__REQUEST__
Each line below must be set down exactly; omit any image you find.

[Stored data entries]
— start —

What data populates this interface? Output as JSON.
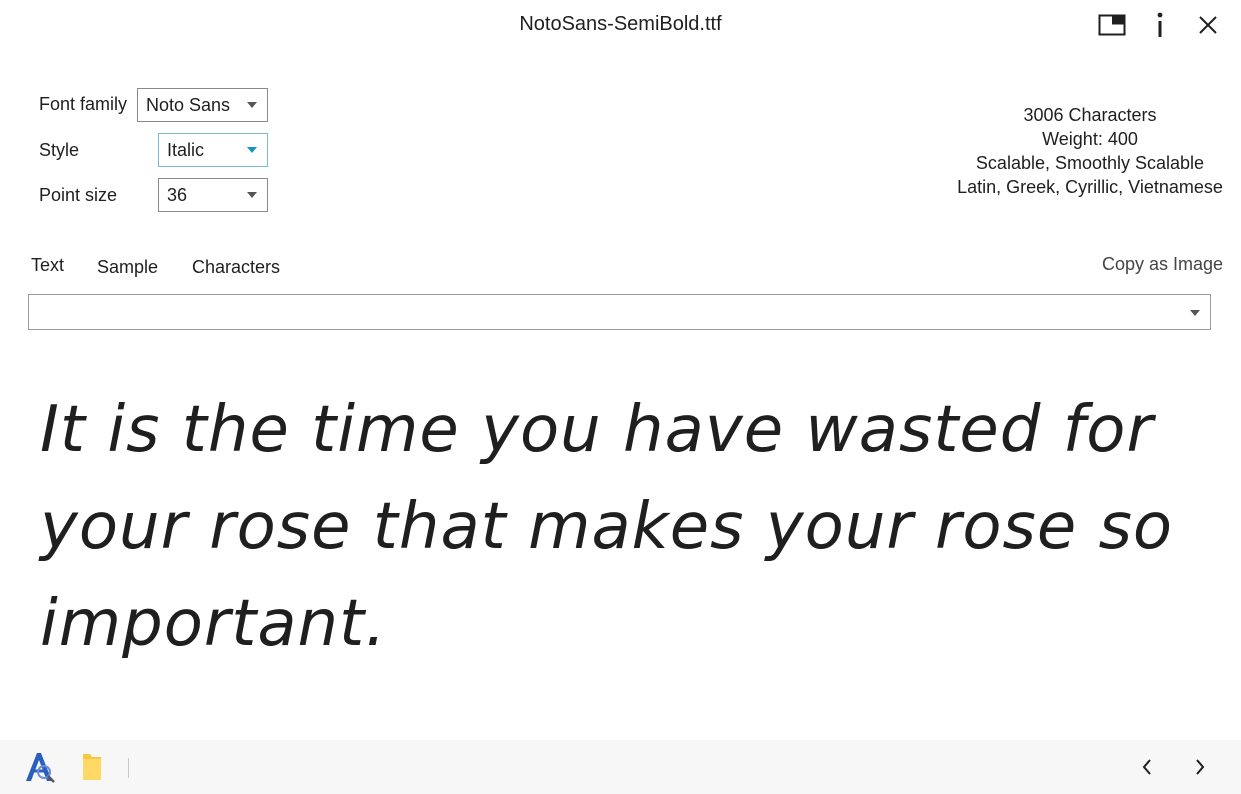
{
  "window": {
    "title": "NotoSans-SemiBold.ttf"
  },
  "controls": {
    "font_family_label": "Font family",
    "font_family_value": "Noto Sans",
    "style_label": "Style",
    "style_value": "Italic",
    "point_size_label": "Point size",
    "point_size_value": "36"
  },
  "font_info": {
    "characters": "3006 Characters",
    "weight": "Weight: 400",
    "scalable": "Scalable, Smoothly Scalable",
    "scripts": "Latin, Greek, Cyrillic, Vietnamese"
  },
  "tabs": [
    {
      "label": "Text",
      "selected": true
    },
    {
      "label": "Sample",
      "selected": false
    },
    {
      "label": "Characters",
      "selected": false
    }
  ],
  "copy_as_image_label": "Copy as Image",
  "text_input": {
    "value": "",
    "placeholder": ""
  },
  "preview_text": "It is the time you have wasted for\nyour rose that makes your rose so\nimportant.",
  "icons": {
    "compact": "compact-overlay-icon",
    "info": "info-icon",
    "close": "close-icon",
    "app": "font-app-icon",
    "folder": "folder-icon",
    "prev": "chevron-left-icon",
    "next": "chevron-right-icon"
  },
  "colors": {
    "accent_focus": "#7ab9d8",
    "folder_yellow": "#f5c842",
    "bottom_bar": "#f7f7f7"
  }
}
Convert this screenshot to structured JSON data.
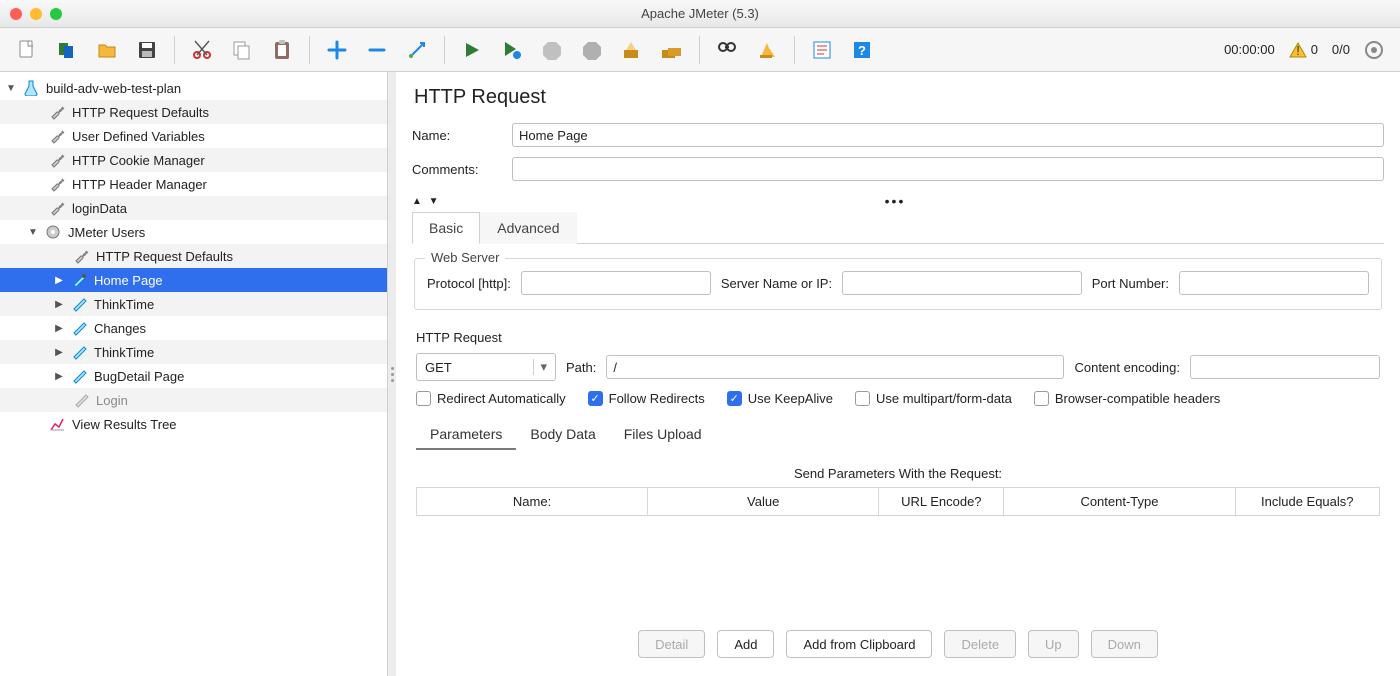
{
  "window": {
    "title": "Apache JMeter (5.3)"
  },
  "status": {
    "timer": "00:00:00",
    "warn_count": "0",
    "thread_counter": "0/0"
  },
  "tree": {
    "root": "build-adv-web-test-plan",
    "l1": [
      "HTTP Request Defaults",
      "User Defined Variables",
      "HTTP Cookie Manager",
      "HTTP Header Manager",
      "loginData"
    ],
    "tg": "JMeter Users",
    "tg_children": [
      "HTTP Request Defaults",
      "Home Page",
      "ThinkTime",
      "Changes",
      "ThinkTime",
      "BugDetail Page",
      "Login"
    ],
    "results": "View Results Tree"
  },
  "panel": {
    "title": "HTTP Request",
    "name_label": "Name:",
    "name_value": "Home Page",
    "comments_label": "Comments:",
    "comments_value": "",
    "tabs": {
      "basic": "Basic",
      "advanced": "Advanced"
    },
    "web_server": {
      "legend": "Web Server",
      "protocol_label": "Protocol [http]:",
      "protocol_value": "",
      "server_label": "Server Name or IP:",
      "server_value": "",
      "port_label": "Port Number:",
      "port_value": ""
    },
    "http_req": {
      "legend": "HTTP Request",
      "method": "GET",
      "path_label": "Path:",
      "path_value": "/",
      "enc_label": "Content encoding:",
      "enc_value": ""
    },
    "checks": {
      "redirect_auto": "Redirect Automatically",
      "follow": "Follow Redirects",
      "keepalive": "Use KeepAlive",
      "multipart": "Use multipart/form-data",
      "browser": "Browser-compatible headers"
    },
    "subtabs": {
      "params": "Parameters",
      "body": "Body Data",
      "files": "Files Upload"
    },
    "params_header": "Send Parameters With the Request:",
    "cols": {
      "name": "Name:",
      "value": "Value",
      "url": "URL Encode?",
      "ctype": "Content-Type",
      "inc": "Include Equals?"
    },
    "buttons": {
      "detail": "Detail",
      "add": "Add",
      "clip": "Add from Clipboard",
      "delete": "Delete",
      "up": "Up",
      "down": "Down"
    }
  }
}
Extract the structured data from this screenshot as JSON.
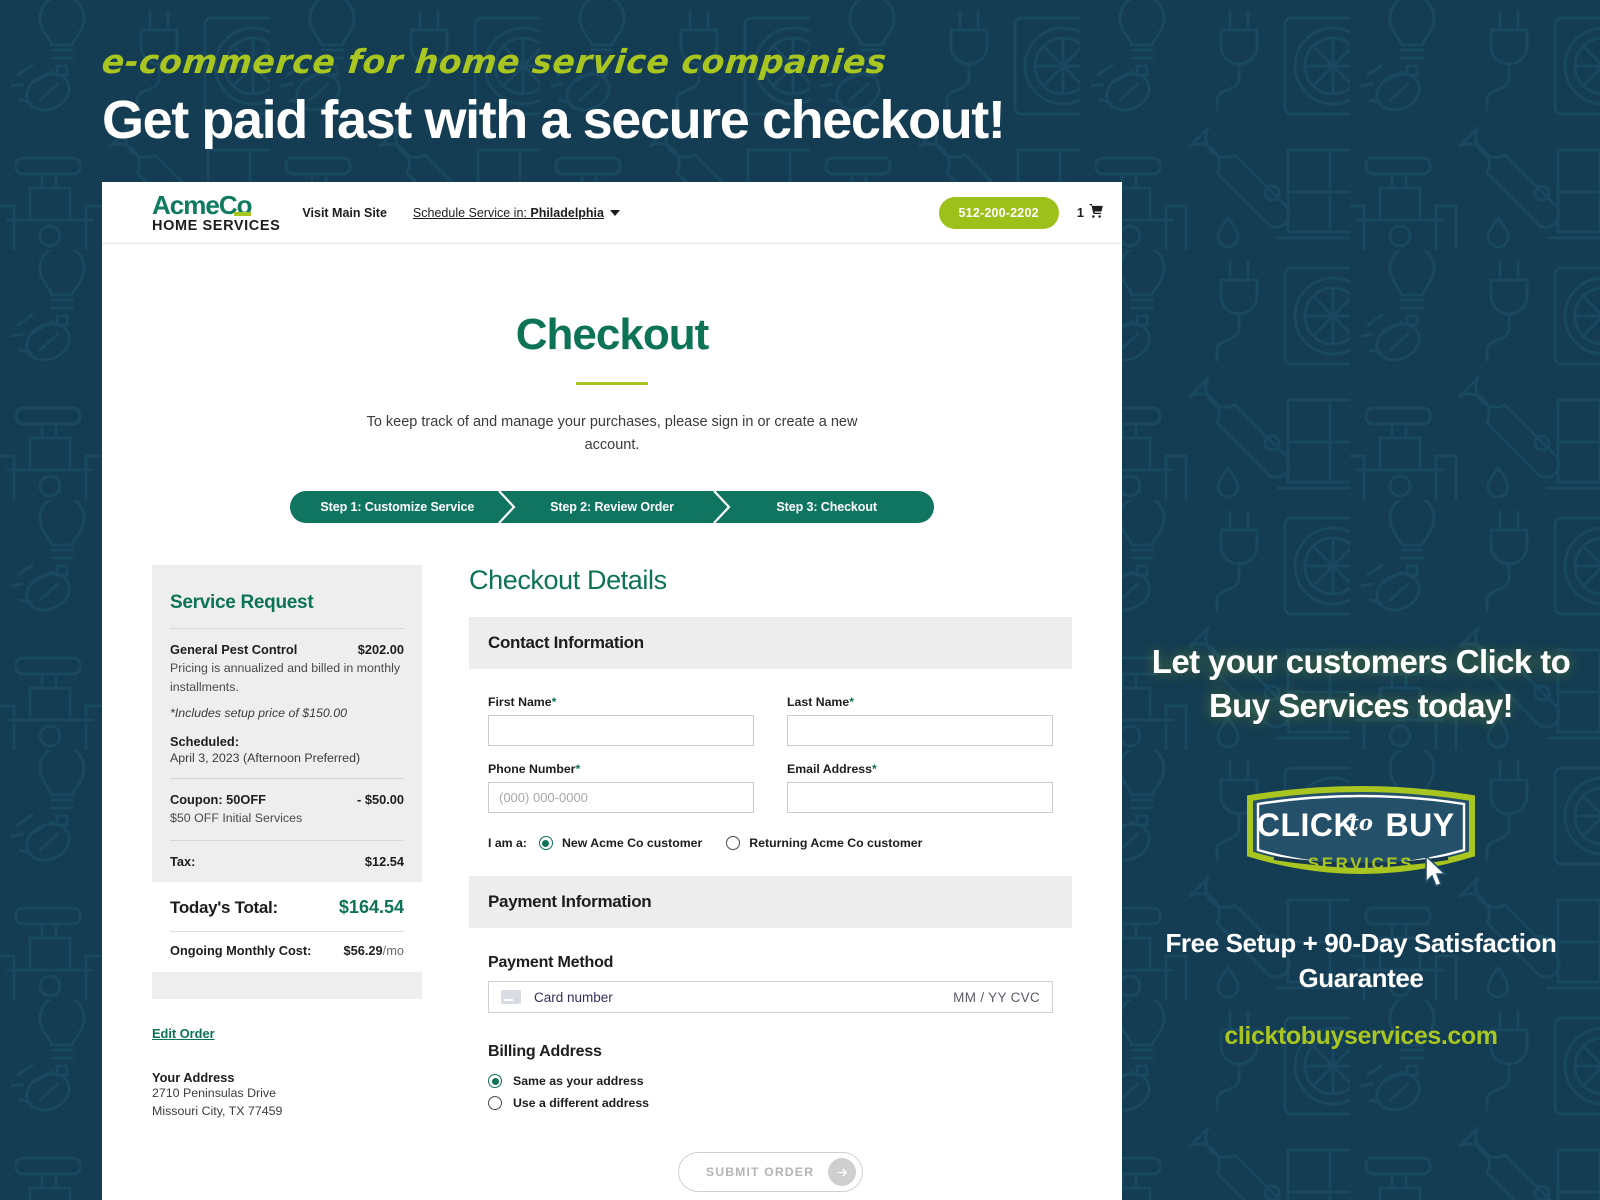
{
  "theme": {
    "bg_dark": "#143c52",
    "brand_green": "#0c7356",
    "lime": "#a9c520",
    "lime_button": "#9ec01b",
    "receipt_gray": "#eeeeee",
    "band_gray": "#ededed"
  },
  "marketing": {
    "kicker": "e-commerce for home service companies",
    "headline": "Get paid fast with a secure checkout!",
    "promo_headline": "Let your customers Click to Buy Services today!",
    "badge": {
      "line1": "CLICK",
      "to": "to",
      "line2": "BUY",
      "sub": "SERVICES"
    },
    "promo_footer": "Free Setup + 90-Day Satisfaction Guarantee",
    "url": "clicktobuyservices.com"
  },
  "site_header": {
    "logo_main": "AcmeCo",
    "logo_sub": "HOME SERVICES",
    "visit_main_site": "Visit Main Site",
    "schedule_prefix": "Schedule Service in: ",
    "schedule_city": "Philadelphia",
    "phone": "512-200-2202",
    "cart_count": "1",
    "cart_icon": "shopping-cart-icon",
    "caret_icon": "chevron-down-icon"
  },
  "page": {
    "title": "Checkout",
    "subtitle": "To keep track of and manage your purchases, please sign in or create a new account.",
    "steps": [
      {
        "label": "Step 1: Customize Service"
      },
      {
        "label": "Step 2: Review Order"
      },
      {
        "label": "Step 3: Checkout"
      }
    ]
  },
  "receipt": {
    "title": "Service Request",
    "item": {
      "name": "General Pest Control",
      "price": "$202.00",
      "note": "Pricing is annualized and billed in monthly installments.",
      "setup_note": "*Includes setup price of $150.00"
    },
    "scheduled_label": "Scheduled:",
    "scheduled_value": "April 3, 2023 (Afternoon Preferred)",
    "coupon": {
      "label": "Coupon: 50OFF",
      "amount": "- $50.00",
      "note": "$50 OFF Initial Services"
    },
    "tax": {
      "label": "Tax:",
      "amount": "$12.54"
    },
    "total": {
      "label": "Today's Total:",
      "amount": "$164.54"
    },
    "monthly": {
      "label": "Ongoing Monthly Cost:",
      "amount": "$56.29",
      "suffix": "/mo"
    },
    "edit_order": "Edit Order",
    "address_title": "Your Address",
    "address_line1": "2710 Peninsulas Drive",
    "address_line2": "Missouri City, TX 77459"
  },
  "form": {
    "section_title": "Checkout Details",
    "contact_band": "Contact Information",
    "first_name": {
      "label": "First Name",
      "required": "*",
      "value": "",
      "placeholder": ""
    },
    "last_name": {
      "label": "Last Name",
      "required": "*",
      "value": "",
      "placeholder": ""
    },
    "phone": {
      "label": "Phone Number",
      "required": "*",
      "value": "",
      "placeholder": "(000) 000-0000"
    },
    "email": {
      "label": "Email Address",
      "required": "*",
      "value": "",
      "placeholder": ""
    },
    "i_am_a": "I am a:",
    "customer_options": [
      {
        "label": "New Acme Co customer",
        "selected": true
      },
      {
        "label": "Returning Acme Co customer",
        "selected": false
      }
    ],
    "payment_band": "Payment Information",
    "payment_method_label": "Payment Method",
    "card": {
      "placeholder": "Card number",
      "expiry_cvc": "MM / YY  CVC",
      "icon": "credit-card-icon"
    },
    "billing_label": "Billing Address",
    "billing_options": [
      {
        "label": "Same as your address",
        "selected": true
      },
      {
        "label": "Use a different address",
        "selected": false
      }
    ],
    "submit_label": "SUBMIT ORDER",
    "submit_icon": "arrow-right-icon"
  }
}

— end —

__WRITTEN RESPONSE__
What data populates this interface? Output as JSON.
{
  "window": {
    "title": "NotoSans-SemiBold.ttf"
  },
  "controls": {
    "font_family_label": "Font family",
    "font_family_value": "Noto Sans",
    "style_label": "Style",
    "style_value": "Italic",
    "point_size_label": "Point size",
    "point_size_value": "36"
  },
  "font_info": {
    "characters": "3006 Characters",
    "weight": "Weight: 400",
    "scalable": "Scalable, Smoothly Scalable",
    "scripts": "Latin, Greek, Cyrillic, Vietnamese"
  },
  "tabs": [
    {
      "label": "Text",
      "selected": true
    },
    {
      "label": "Sample",
      "selected": false
    },
    {
      "label": "Characters",
      "selected": false
    }
  ],
  "copy_as_image_label": "Copy as Image",
  "text_input": {
    "value": "",
    "placeholder": ""
  },
  "preview_text": "It is the time you have wasted for\nyour rose that makes your rose so\nimportant.",
  "icons": {
    "compact": "compact-overlay-icon",
    "info": "info-icon",
    "close": "close-icon",
    "app": "font-app-icon",
    "folder": "folder-icon",
    "prev": "chevron-left-icon",
    "next": "chevron-right-icon"
  },
  "colors": {
    "accent_focus": "#7ab9d8",
    "folder_yellow": "#f5c842",
    "bottom_bar": "#f7f7f7"
  }
}
Convert this screenshot to structured JSON data.
{
  "window": {
    "title": "Apache JMeter (5.3)"
  },
  "status": {
    "timer": "00:00:00",
    "warn_count": "0",
    "thread_counter": "0/0"
  },
  "tree": {
    "root": "build-adv-web-test-plan",
    "l1": [
      "HTTP Request Defaults",
      "User Defined Variables",
      "HTTP Cookie Manager",
      "HTTP Header Manager",
      "loginData"
    ],
    "tg": "JMeter Users",
    "tg_children": [
      "HTTP Request Defaults",
      "Home Page",
      "ThinkTime",
      "Changes",
      "ThinkTime",
      "BugDetail Page",
      "Login"
    ],
    "results": "View Results Tree"
  },
  "panel": {
    "title": "HTTP Request",
    "name_label": "Name:",
    "name_value": "Home Page",
    "comments_label": "Comments:",
    "comments_value": "",
    "tabs": {
      "basic": "Basic",
      "advanced": "Advanced"
    },
    "web_server": {
      "legend": "Web Server",
      "protocol_label": "Protocol [http]:",
      "protocol_value": "",
      "server_label": "Server Name or IP:",
      "server_value": "",
      "port_label": "Port Number:",
      "port_value": ""
    },
    "http_req": {
      "legend": "HTTP Request",
      "method": "GET",
      "path_label": "Path:",
      "path_value": "/",
      "enc_label": "Content encoding:",
      "enc_value": ""
    },
    "checks": {
      "redirect_auto": "Redirect Automatically",
      "follow": "Follow Redirects",
      "keepalive": "Use KeepAlive",
      "multipart": "Use multipart/form-data",
      "browser": "Browser-compatible headers"
    },
    "subtabs": {
      "params": "Parameters",
      "body": "Body Data",
      "files": "Files Upload"
    },
    "params_header": "Send Parameters With the Request:",
    "cols": {
      "name": "Name:",
      "value": "Value",
      "url": "URL Encode?",
      "ctype": "Content-Type",
      "inc": "Include Equals?"
    },
    "buttons": {
      "detail": "Detail",
      "add": "Add",
      "clip": "Add from Clipboard",
      "delete": "Delete",
      "up": "Up",
      "down": "Down"
    }
  }
}
Extract the structured data from this screenshot as JSON.
{
  "theme": {
    "bg_dark": "#143c52",
    "brand_green": "#0c7356",
    "lime": "#a9c520",
    "lime_button": "#9ec01b",
    "receipt_gray": "#eeeeee",
    "band_gray": "#ededed"
  },
  "marketing": {
    "kicker": "e-commerce for home service companies",
    "headline": "Get paid fast with a secure checkout!",
    "promo_headline": "Let your customers Click to Buy Services today!",
    "badge": {
      "line1": "CLICK",
      "to": "to",
      "line2": "BUY",
      "sub": "SERVICES"
    },
    "promo_footer": "Free Setup + 90-Day Satisfaction Guarantee",
    "url": "clicktobuyservices.com"
  },
  "site_header": {
    "logo_main": "AcmeCo",
    "logo_sub": "HOME SERVICES",
    "visit_main_site": "Visit Main Site",
    "schedule_prefix": "Schedule Service in: ",
    "schedule_city": "Philadelphia",
    "phone": "512-200-2202",
    "cart_count": "1",
    "cart_icon": "shopping-cart-icon",
    "caret_icon": "chevron-down-icon"
  },
  "page": {
    "title": "Checkout",
    "subtitle": "To keep track of and manage your purchases, please sign in or create a new account.",
    "steps": [
      {
        "label": "Step 1: Customize Service"
      },
      {
        "label": "Step 2: Review Order"
      },
      {
        "label": "Step 3: Checkout"
      }
    ]
  },
  "receipt": {
    "title": "Service Request",
    "item": {
      "name": "General Pest Control",
      "price": "$202.00",
      "note": "Pricing is annualized and billed in monthly installments.",
      "setup_note": "*Includes setup price of $150.00"
    },
    "scheduled_label": "Scheduled:",
    "scheduled_value": "April 3, 2023 (Afternoon Preferred)",
    "coupon": {
      "label": "Coupon: 50OFF",
      "amount": "- $50.00",
      "note": "$50 OFF Initial Services"
    },
    "tax": {
      "label": "Tax:",
      "amount": "$12.54"
    },
    "total": {
      "label": "Today's Total:",
      "amount": "$164.54"
    },
    "monthly": {
      "label": "Ongoing Monthly Cost:",
      "amount": "$56.29",
      "suffix": "/mo"
    },
    "edit_order": "Edit Order",
    "address_title": "Your Address",
    "address_line1": "2710 Peninsulas Drive",
    "address_line2": "Missouri City, TX 77459"
  },
  "form": {
    "section_title": "Checkout Details",
    "contact_band": "Contact Information",
    "first_name": {
      "label": "First Name",
      "required": "*",
      "value": "",
      "placeholder": ""
    },
    "last_name": {
      "label": "Last Name",
      "required": "*",
      "value": "",
      "placeholder": ""
    },
    "phone": {
      "label": "Phone Number",
      "required": "*",
      "value": "",
      "placeholder": "(000) 000-0000"
    },
    "email": {
      "label": "Email Address",
      "required": "*",
      "value": "",
      "placeholder": ""
    },
    "i_am_a": "I am a:",
    "customer_options": [
      {
        "label": "New Acme Co customer",
        "selected": true
      },
      {
        "label": "Returning Acme Co customer",
        "selected": false
      }
    ],
    "payment_band": "Payment Information",
    "payment_method_label": "Payment Method",
    "card": {
      "placeholder": "Card number",
      "expiry_cvc": "MM / YY  CVC",
      "icon": "credit-card-icon"
    },
    "billing_label": "Billing Address",
    "billing_options": [
      {
        "label": "Same as your address",
        "selected": true
      },
      {
        "label": "Use a different address",
        "selected": false
      }
    ],
    "submit_label": "SUBMIT ORDER",
    "submit_icon": "arrow-right-icon"
  }
}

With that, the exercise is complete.